Stored dataset items:
## START
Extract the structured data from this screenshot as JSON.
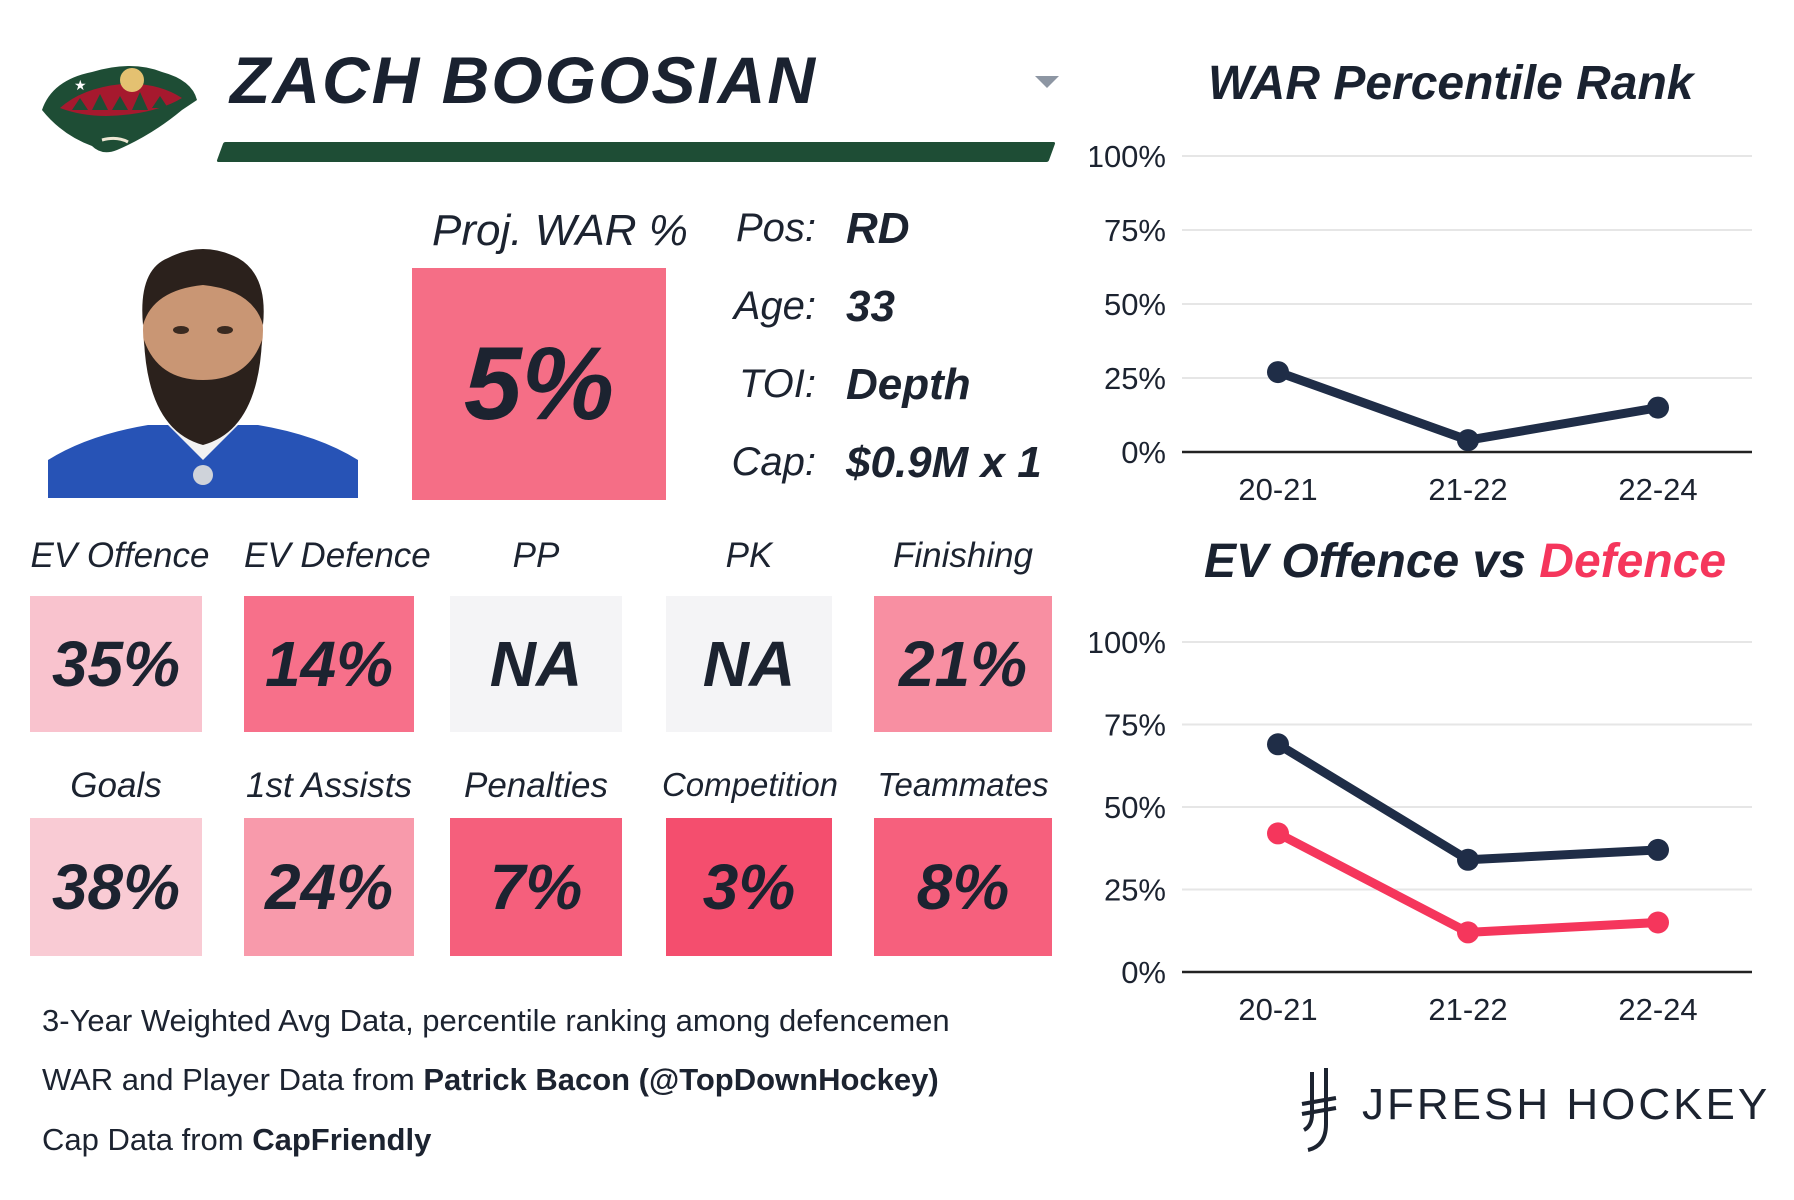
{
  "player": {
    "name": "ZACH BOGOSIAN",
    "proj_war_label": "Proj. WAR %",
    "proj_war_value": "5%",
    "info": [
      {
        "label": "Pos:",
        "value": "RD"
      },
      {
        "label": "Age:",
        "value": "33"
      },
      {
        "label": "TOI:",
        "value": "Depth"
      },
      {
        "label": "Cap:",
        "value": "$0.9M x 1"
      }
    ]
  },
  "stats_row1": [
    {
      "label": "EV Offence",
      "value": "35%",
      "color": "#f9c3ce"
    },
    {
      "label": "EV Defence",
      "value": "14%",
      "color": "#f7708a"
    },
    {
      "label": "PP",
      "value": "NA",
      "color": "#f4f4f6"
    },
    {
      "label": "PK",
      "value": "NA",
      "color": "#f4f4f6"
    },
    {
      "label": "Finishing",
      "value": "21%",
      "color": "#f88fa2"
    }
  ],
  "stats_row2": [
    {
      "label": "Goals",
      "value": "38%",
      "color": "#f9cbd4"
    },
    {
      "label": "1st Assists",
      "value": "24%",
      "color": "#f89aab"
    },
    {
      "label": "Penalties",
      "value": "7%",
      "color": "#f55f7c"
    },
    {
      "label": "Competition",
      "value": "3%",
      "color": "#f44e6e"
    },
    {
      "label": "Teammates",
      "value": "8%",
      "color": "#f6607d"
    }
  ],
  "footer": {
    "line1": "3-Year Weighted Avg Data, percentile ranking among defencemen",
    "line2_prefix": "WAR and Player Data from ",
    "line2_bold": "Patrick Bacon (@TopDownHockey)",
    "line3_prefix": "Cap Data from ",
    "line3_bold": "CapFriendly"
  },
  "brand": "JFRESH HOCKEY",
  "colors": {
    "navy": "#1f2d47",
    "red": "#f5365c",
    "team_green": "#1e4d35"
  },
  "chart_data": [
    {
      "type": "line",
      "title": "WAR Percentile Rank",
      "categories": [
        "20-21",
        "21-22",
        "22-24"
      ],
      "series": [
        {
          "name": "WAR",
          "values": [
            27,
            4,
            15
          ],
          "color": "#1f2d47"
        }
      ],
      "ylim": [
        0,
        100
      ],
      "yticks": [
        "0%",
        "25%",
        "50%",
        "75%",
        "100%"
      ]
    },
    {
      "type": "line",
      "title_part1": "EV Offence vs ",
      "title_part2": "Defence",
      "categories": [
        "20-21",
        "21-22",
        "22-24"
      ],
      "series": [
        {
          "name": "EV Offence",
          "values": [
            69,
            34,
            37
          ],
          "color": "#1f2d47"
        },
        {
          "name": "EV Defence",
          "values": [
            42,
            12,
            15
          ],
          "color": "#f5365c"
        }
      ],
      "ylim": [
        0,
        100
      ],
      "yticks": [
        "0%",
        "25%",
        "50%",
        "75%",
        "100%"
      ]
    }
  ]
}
## END
What you have to do ->
Reproduce the whole listing above word for word, but not its pictures.

Worked answer ->
Extract the structured data from this screenshot as JSON.
{
  "player": {
    "name": "ZACH BOGOSIAN",
    "proj_war_label": "Proj. WAR %",
    "proj_war_value": "5%",
    "info": [
      {
        "label": "Pos:",
        "value": "RD"
      },
      {
        "label": "Age:",
        "value": "33"
      },
      {
        "label": "TOI:",
        "value": "Depth"
      },
      {
        "label": "Cap:",
        "value": "$0.9M x 1"
      }
    ]
  },
  "stats_row1": [
    {
      "label": "EV Offence",
      "value": "35%",
      "color": "#f9c3ce"
    },
    {
      "label": "EV Defence",
      "value": "14%",
      "color": "#f7708a"
    },
    {
      "label": "PP",
      "value": "NA",
      "color": "#f4f4f6"
    },
    {
      "label": "PK",
      "value": "NA",
      "color": "#f4f4f6"
    },
    {
      "label": "Finishing",
      "value": "21%",
      "color": "#f88fa2"
    }
  ],
  "stats_row2": [
    {
      "label": "Goals",
      "value": "38%",
      "color": "#f9cbd4"
    },
    {
      "label": "1st Assists",
      "value": "24%",
      "color": "#f89aab"
    },
    {
      "label": "Penalties",
      "value": "7%",
      "color": "#f55f7c"
    },
    {
      "label": "Competition",
      "value": "3%",
      "color": "#f44e6e"
    },
    {
      "label": "Teammates",
      "value": "8%",
      "color": "#f6607d"
    }
  ],
  "footer": {
    "line1": "3-Year Weighted Avg Data, percentile ranking among defencemen",
    "line2_prefix": "WAR and Player Data from ",
    "line2_bold": "Patrick Bacon (@TopDownHockey)",
    "line3_prefix": "Cap Data from ",
    "line3_bold": "CapFriendly"
  },
  "brand": "JFRESH HOCKEY",
  "colors": {
    "navy": "#1f2d47",
    "red": "#f5365c",
    "team_green": "#1e4d35"
  },
  "chart_data": [
    {
      "type": "line",
      "title": "WAR Percentile Rank",
      "categories": [
        "20-21",
        "21-22",
        "22-24"
      ],
      "series": [
        {
          "name": "WAR",
          "values": [
            27,
            4,
            15
          ],
          "color": "#1f2d47"
        }
      ],
      "ylim": [
        0,
        100
      ],
      "yticks": [
        "0%",
        "25%",
        "50%",
        "75%",
        "100%"
      ]
    },
    {
      "type": "line",
      "title_part1": "EV Offence vs ",
      "title_part2": "Defence",
      "categories": [
        "20-21",
        "21-22",
        "22-24"
      ],
      "series": [
        {
          "name": "EV Offence",
          "values": [
            69,
            34,
            37
          ],
          "color": "#1f2d47"
        },
        {
          "name": "EV Defence",
          "values": [
            42,
            12,
            15
          ],
          "color": "#f5365c"
        }
      ],
      "ylim": [
        0,
        100
      ],
      "yticks": [
        "0%",
        "25%",
        "50%",
        "75%",
        "100%"
      ]
    }
  ]
}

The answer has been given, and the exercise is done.